State how many lines of the entries include the string "title", please, leaving out everything but the number.
+++++
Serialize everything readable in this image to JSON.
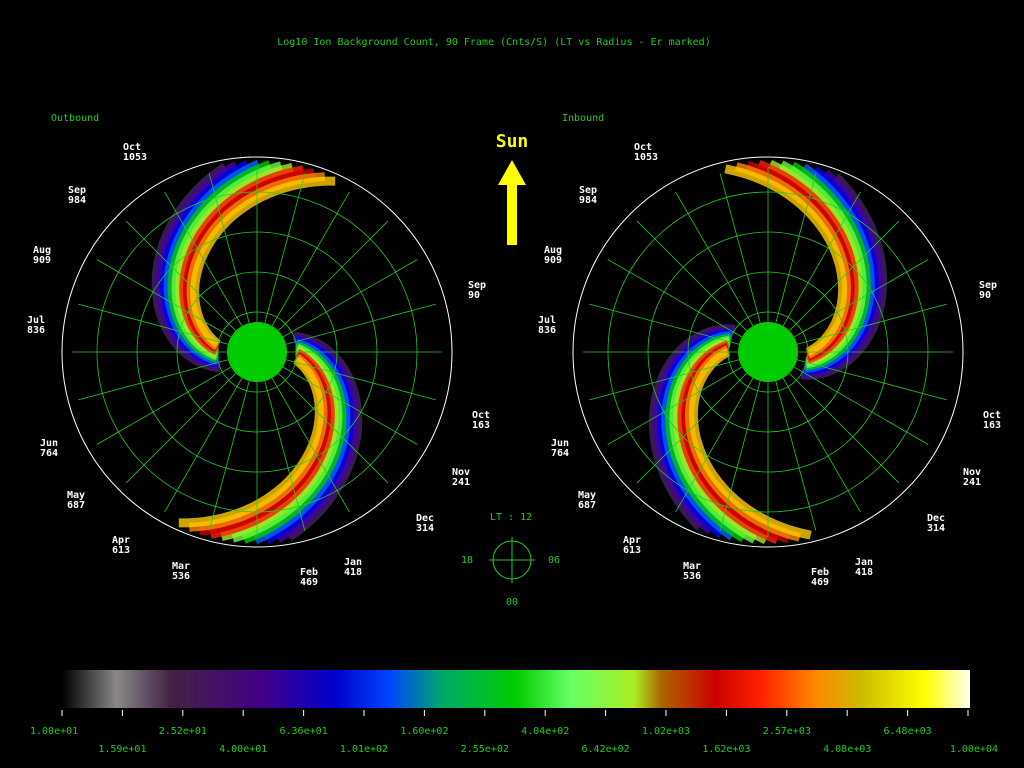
{
  "title": "Log10 Ion Background Count, 90 Frame (Cnts/S)  (LT vs Radius - Er marked)",
  "sun": "Sun",
  "outbound": {
    "title": "Outbound",
    "labels": [
      {
        "month": "Oct",
        "radius": "1053"
      },
      {
        "month": "Sep",
        "radius": "984"
      },
      {
        "month": "Aug",
        "radius": "909"
      },
      {
        "month": "Jul",
        "radius": "836"
      },
      {
        "month": "Jun",
        "radius": "764"
      },
      {
        "month": "May",
        "radius": "687"
      },
      {
        "month": "Apr",
        "radius": "613"
      },
      {
        "month": "Mar",
        "radius": "536"
      },
      {
        "month": "Feb",
        "radius": "469"
      },
      {
        "month": "Jan",
        "radius": "418"
      },
      {
        "month": "Dec",
        "radius": "314"
      },
      {
        "month": "Nov",
        "radius": "241"
      },
      {
        "month": "Oct",
        "radius": "163"
      },
      {
        "month": "Sep",
        "radius": "90"
      }
    ]
  },
  "inbound": {
    "title": "Inbound",
    "labels": [
      {
        "month": "Oct",
        "radius": "1053"
      },
      {
        "month": "Sep",
        "radius": "984"
      },
      {
        "month": "Aug",
        "radius": "909"
      },
      {
        "month": "Jul",
        "radius": "836"
      },
      {
        "month": "Jun",
        "radius": "764"
      },
      {
        "month": "May",
        "radius": "687"
      },
      {
        "month": "Apr",
        "radius": "613"
      },
      {
        "month": "Mar",
        "radius": "536"
      },
      {
        "month": "Feb",
        "radius": "469"
      },
      {
        "month": "Jan",
        "radius": "418"
      },
      {
        "month": "Dec",
        "radius": "314"
      },
      {
        "month": "Nov",
        "radius": "241"
      },
      {
        "month": "Oct",
        "radius": "163"
      },
      {
        "month": "Sep",
        "radius": "90"
      }
    ]
  },
  "compass": {
    "top": "LT :  12",
    "left": "18",
    "right": "06",
    "bottom": "00"
  },
  "colorbar": {
    "labels": [
      "1.00e+01",
      "1.59e+01",
      "2.52e+01",
      "4.00e+01",
      "6.36e+01",
      "1.01e+02",
      "1.60e+02",
      "2.55e+02",
      "4.04e+02",
      "6.42e+02",
      "1.02e+03",
      "1.62e+03",
      "2.57e+03",
      "4.08e+03",
      "6.48e+03",
      "1.00e+04"
    ]
  }
}
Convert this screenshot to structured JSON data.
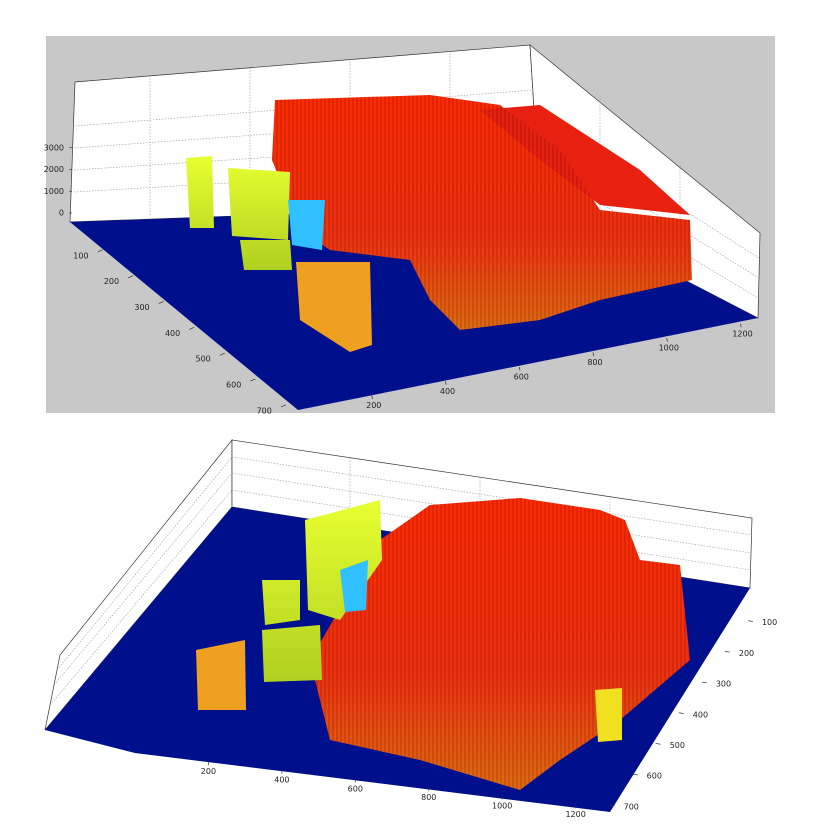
{
  "chart_data": [
    {
      "type": "surface3d",
      "xlim": [
        0,
        1280
      ],
      "xticks": [
        200,
        400,
        600,
        800,
        1000,
        1200
      ],
      "ylim": [
        0,
        720
      ],
      "yticks": [
        100,
        200,
        300,
        400,
        500,
        600,
        700
      ],
      "zlim": [
        0,
        4000
      ],
      "zticks": [
        0,
        1000,
        2000,
        3000
      ]
    },
    {
      "type": "surface3d",
      "xlim": [
        0,
        1280
      ],
      "xticks": [
        200,
        400,
        600,
        800,
        1000,
        1200
      ],
      "ylim": [
        0,
        720
      ],
      "yticks": [
        100,
        200,
        300,
        400,
        500,
        600,
        700
      ]
    }
  ]
}
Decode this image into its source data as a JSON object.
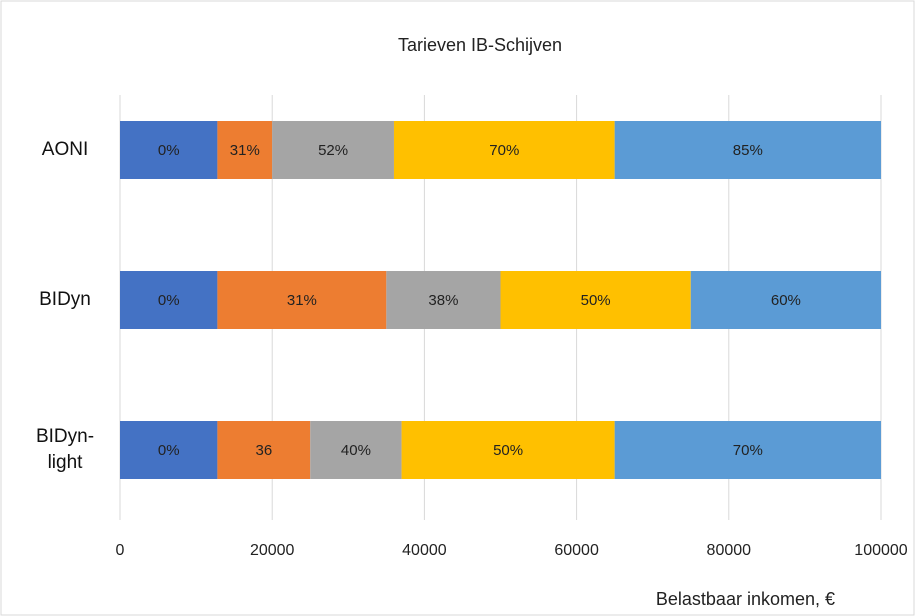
{
  "chart_data": {
    "type": "stacked-bar-horizontal",
    "title": "Tarieven IB-Schijven",
    "x_label": "Belastbaar inkomen, €",
    "categories": [
      "AONI",
      "BIDyn",
      "BIDyn-light"
    ],
    "series": [
      {
        "color": "#4472c4",
        "values": [
          12800,
          12800,
          12800
        ],
        "labels": [
          "0%",
          "0%",
          "0%"
        ]
      },
      {
        "color": "#ed7d31",
        "values": [
          7200,
          22200,
          12200
        ],
        "labels": [
          "31%",
          "31%",
          "36"
        ]
      },
      {
        "color": "#a5a5a5",
        "values": [
          16000,
          15000,
          12000
        ],
        "labels": [
          "52%",
          "38%",
          "40%"
        ]
      },
      {
        "color": "#ffc000",
        "values": [
          29000,
          25000,
          28000
        ],
        "labels": [
          "70%",
          "50%",
          "50%"
        ]
      },
      {
        "color": "#5b9bd5",
        "values": [
          35000,
          25000,
          35000
        ],
        "labels": [
          "85%",
          "60%",
          "70%"
        ]
      }
    ],
    "xlim": [
      0,
      100000
    ],
    "xticks": [
      0,
      20000,
      40000,
      60000,
      80000,
      100000
    ],
    "grid": true
  }
}
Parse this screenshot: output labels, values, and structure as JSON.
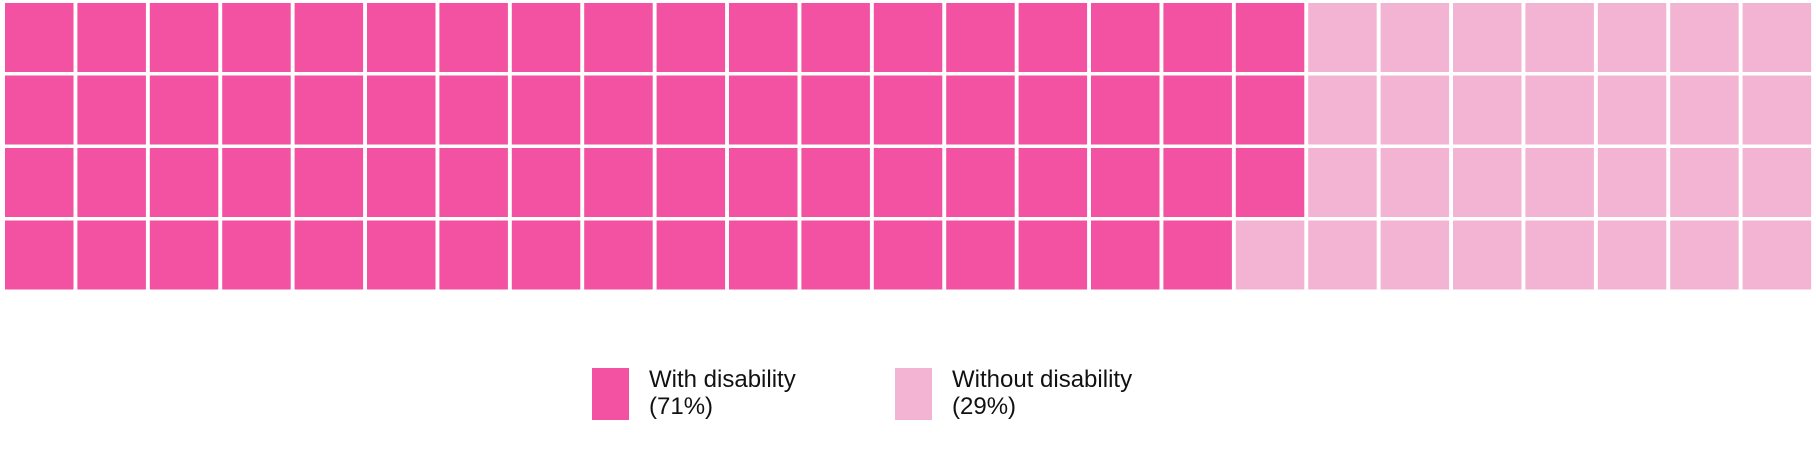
{
  "chart_data": {
    "type": "waffle",
    "grid": {
      "columns": 25,
      "rows": 4
    },
    "categories": [
      "With disability",
      "Without disability"
    ],
    "values": [
      71,
      29
    ],
    "percent_labels": [
      "(71%)",
      "(29%)"
    ],
    "colors": [
      "#f351a2",
      "#f2b4d2"
    ],
    "legend_placement": "bottom-center"
  }
}
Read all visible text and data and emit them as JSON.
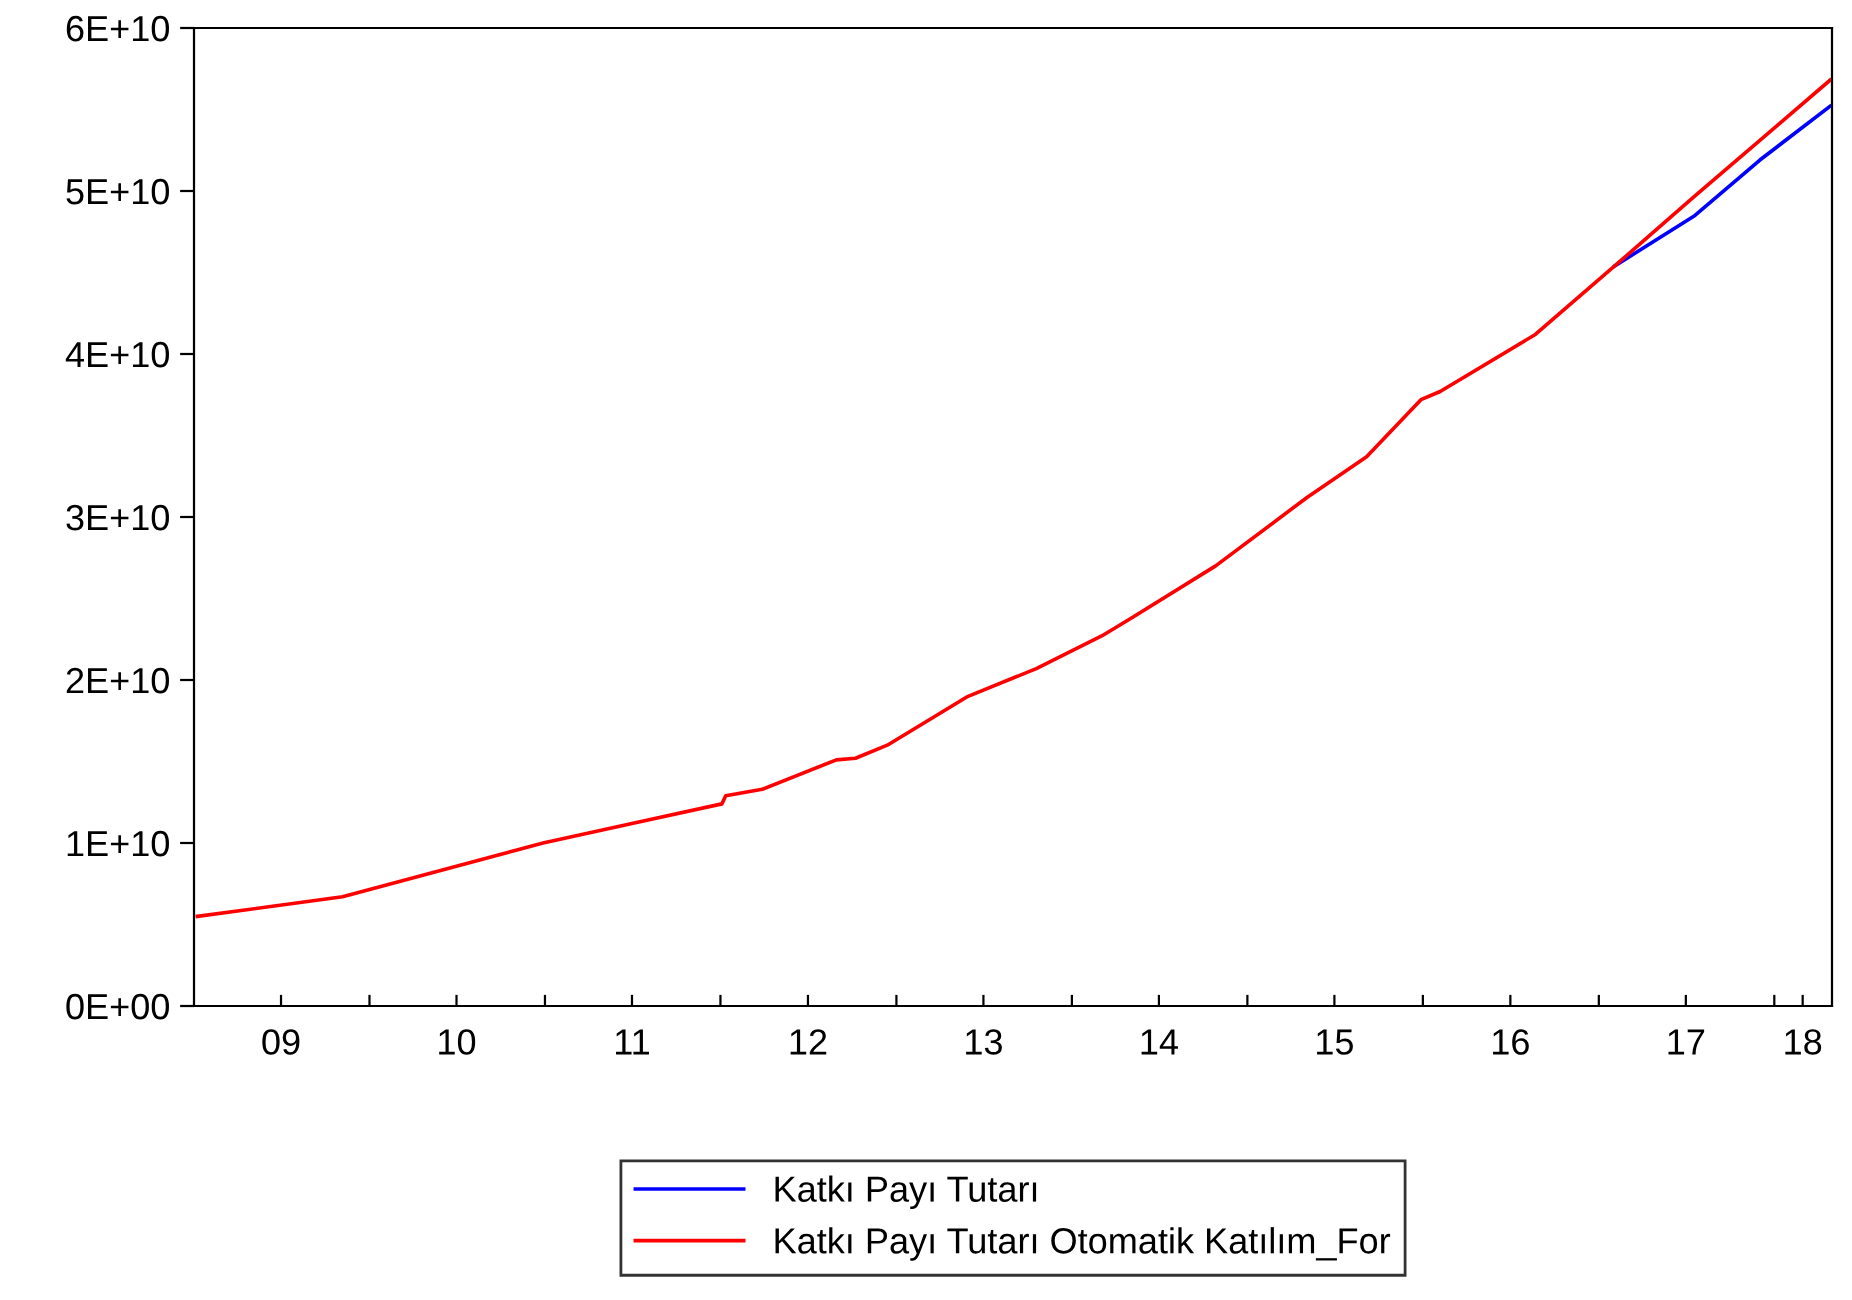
{
  "chart_data": {
    "type": "line",
    "x": [
      "2009-01-08",
      "2009-11-06",
      "2010-12-28",
      "2011-07-01",
      "2012-01-04",
      "2012-01-12",
      "2012-03-28",
      "2012-08-29",
      "2012-10-08",
      "2012-12-13",
      "2013-05-30",
      "2013-10-19",
      "2014-03-04",
      "2014-05-05",
      "2014-10-27",
      "2015-05-05",
      "2015-09-06",
      "2015-12-28",
      "2016-02-06",
      "2016-08-22",
      "2017-02-03",
      "2017-07-20",
      "2017-12-02",
      "2018-04-27"
    ],
    "series": [
      {
        "name": "Katkı Payı Tutarı",
        "color": "#0000ff",
        "values": [
          null,
          null,
          null,
          null,
          null,
          null,
          null,
          null,
          null,
          null,
          null,
          null,
          null,
          null,
          null,
          null,
          null,
          null,
          null,
          null,
          45400000000.0,
          48500000000.0,
          51900000000.0,
          55200000000.0
        ]
      },
      {
        "name": "Katkı Payı Tutarı Otomatik Katılım_For",
        "color": "#ff0000",
        "values": [
          5500000000.0,
          6700000000.0,
          10000000000.0,
          11200000000.0,
          12400000000.0,
          12900000000.0,
          13300000000.0,
          15100000000.0,
          15200000000.0,
          16000000000.0,
          19000000000.0,
          20700000000.0,
          22700000000.0,
          23800000000.0,
          27000000000.0,
          31200000000.0,
          33700000000.0,
          37200000000.0,
          37700000000.0,
          41200000000.0,
          45400000000.0,
          49700000000.0,
          53100000000.0,
          56800000000.0
        ]
      }
    ],
    "xlim": [
      "2009-01-01",
      "2018-05-01"
    ],
    "xticks": [
      {
        "value": "2009-07-01",
        "label": "09"
      },
      {
        "value": "2010-01-01",
        "label": null
      },
      {
        "value": "2010-07-01",
        "label": "10"
      },
      {
        "value": "2011-01-01",
        "label": null
      },
      {
        "value": "2011-07-01",
        "label": "11"
      },
      {
        "value": "2012-01-01",
        "label": null
      },
      {
        "value": "2012-07-01",
        "label": "12"
      },
      {
        "value": "2013-01-01",
        "label": null
      },
      {
        "value": "2013-07-01",
        "label": "13"
      },
      {
        "value": "2014-01-01",
        "label": null
      },
      {
        "value": "2014-07-01",
        "label": "14"
      },
      {
        "value": "2015-01-01",
        "label": null
      },
      {
        "value": "2015-07-01",
        "label": "15"
      },
      {
        "value": "2016-01-01",
        "label": null
      },
      {
        "value": "2016-07-01",
        "label": "16"
      },
      {
        "value": "2017-01-01",
        "label": null
      },
      {
        "value": "2017-07-01",
        "label": "17"
      },
      {
        "value": "2018-01-01",
        "label": null
      },
      {
        "value": "2018-03-01",
        "label": "18"
      }
    ],
    "ylim": [
      0,
      60000000000.0
    ],
    "yticks": [
      {
        "value": 0,
        "label": "0E+00"
      },
      {
        "value": 10000000000.0,
        "label": "1E+10"
      },
      {
        "value": 20000000000.0,
        "label": "2E+10"
      },
      {
        "value": 30000000000.0,
        "label": "3E+10"
      },
      {
        "value": 40000000000.0,
        "label": "4E+10"
      },
      {
        "value": 50000000000.0,
        "label": "5E+10"
      },
      {
        "value": 60000000000.0,
        "label": "6E+10"
      }
    ],
    "grid": false,
    "legend": "bottom",
    "line_style": "solid",
    "marker": "none"
  }
}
+++++
§ Result below
4